- [Listing]
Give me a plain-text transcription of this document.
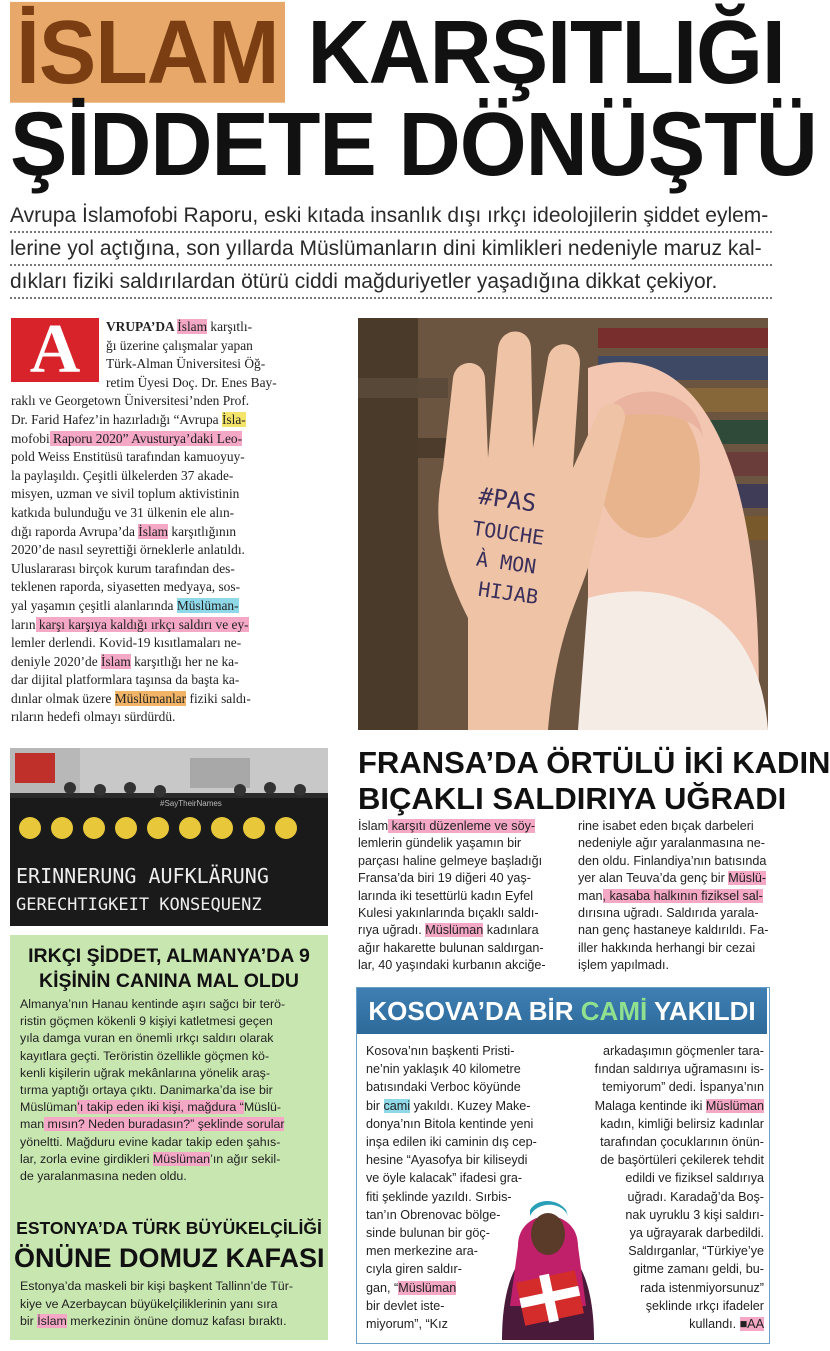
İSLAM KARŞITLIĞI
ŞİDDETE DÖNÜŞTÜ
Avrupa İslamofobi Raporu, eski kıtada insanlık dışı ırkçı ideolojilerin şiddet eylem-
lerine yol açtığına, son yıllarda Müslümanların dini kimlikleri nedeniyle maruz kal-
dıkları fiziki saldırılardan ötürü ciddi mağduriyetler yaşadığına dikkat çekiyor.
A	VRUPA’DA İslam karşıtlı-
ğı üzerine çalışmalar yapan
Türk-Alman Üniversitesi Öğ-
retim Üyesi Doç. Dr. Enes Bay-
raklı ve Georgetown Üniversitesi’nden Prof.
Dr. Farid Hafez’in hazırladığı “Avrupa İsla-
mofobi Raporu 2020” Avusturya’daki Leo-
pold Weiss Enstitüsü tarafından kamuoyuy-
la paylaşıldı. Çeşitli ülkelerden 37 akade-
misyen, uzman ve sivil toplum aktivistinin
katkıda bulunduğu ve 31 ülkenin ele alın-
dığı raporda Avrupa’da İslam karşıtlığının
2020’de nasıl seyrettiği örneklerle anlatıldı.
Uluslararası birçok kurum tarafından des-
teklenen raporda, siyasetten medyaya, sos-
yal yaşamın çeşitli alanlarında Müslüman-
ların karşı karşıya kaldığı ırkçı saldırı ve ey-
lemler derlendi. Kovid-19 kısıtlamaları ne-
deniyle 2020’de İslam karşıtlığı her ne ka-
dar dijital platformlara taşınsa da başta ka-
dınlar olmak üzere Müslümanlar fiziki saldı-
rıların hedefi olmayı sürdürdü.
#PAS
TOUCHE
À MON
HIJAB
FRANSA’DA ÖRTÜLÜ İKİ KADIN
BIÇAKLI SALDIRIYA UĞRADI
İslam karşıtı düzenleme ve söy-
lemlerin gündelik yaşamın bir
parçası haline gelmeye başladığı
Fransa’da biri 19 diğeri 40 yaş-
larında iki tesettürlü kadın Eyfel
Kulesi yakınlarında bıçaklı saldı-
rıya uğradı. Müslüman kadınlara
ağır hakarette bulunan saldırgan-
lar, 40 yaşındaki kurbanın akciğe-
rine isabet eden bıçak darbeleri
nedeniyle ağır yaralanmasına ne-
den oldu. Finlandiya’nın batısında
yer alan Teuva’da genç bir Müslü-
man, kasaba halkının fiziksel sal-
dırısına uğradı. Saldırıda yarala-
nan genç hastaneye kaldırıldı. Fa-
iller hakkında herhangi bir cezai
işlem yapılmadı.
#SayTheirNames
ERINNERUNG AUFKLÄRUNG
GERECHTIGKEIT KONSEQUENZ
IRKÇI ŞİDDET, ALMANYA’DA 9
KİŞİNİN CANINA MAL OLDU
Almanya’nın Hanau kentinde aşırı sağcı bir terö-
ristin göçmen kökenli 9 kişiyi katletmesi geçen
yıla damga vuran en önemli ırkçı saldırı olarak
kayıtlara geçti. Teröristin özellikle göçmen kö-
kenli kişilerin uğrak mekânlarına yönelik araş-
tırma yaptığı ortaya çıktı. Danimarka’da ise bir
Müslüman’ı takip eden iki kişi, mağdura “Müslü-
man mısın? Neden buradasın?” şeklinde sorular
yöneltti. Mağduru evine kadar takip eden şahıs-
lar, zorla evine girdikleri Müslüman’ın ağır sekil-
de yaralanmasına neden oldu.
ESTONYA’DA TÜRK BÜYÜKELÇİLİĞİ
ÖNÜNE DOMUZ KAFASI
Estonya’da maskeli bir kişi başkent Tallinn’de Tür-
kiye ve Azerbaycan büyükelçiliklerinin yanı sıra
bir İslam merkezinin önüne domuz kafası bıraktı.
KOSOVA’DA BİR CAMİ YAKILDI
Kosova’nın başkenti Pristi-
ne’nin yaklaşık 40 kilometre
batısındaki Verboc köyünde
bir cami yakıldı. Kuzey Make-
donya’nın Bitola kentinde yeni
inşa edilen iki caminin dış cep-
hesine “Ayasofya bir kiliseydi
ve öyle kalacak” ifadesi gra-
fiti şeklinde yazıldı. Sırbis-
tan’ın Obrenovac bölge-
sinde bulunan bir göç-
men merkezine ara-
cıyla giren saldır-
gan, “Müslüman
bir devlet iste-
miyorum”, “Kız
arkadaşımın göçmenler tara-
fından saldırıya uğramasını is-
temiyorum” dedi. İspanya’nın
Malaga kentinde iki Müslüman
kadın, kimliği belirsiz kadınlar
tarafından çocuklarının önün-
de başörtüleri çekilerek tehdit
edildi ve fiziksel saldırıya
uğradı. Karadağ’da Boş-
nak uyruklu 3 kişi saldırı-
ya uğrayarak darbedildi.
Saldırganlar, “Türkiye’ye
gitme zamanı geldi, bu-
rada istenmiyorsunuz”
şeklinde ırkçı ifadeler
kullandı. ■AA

- [Problem description] Reply with the number of lines in the material above that contain "evine", and nothing more.

- [Output of the exercise] 2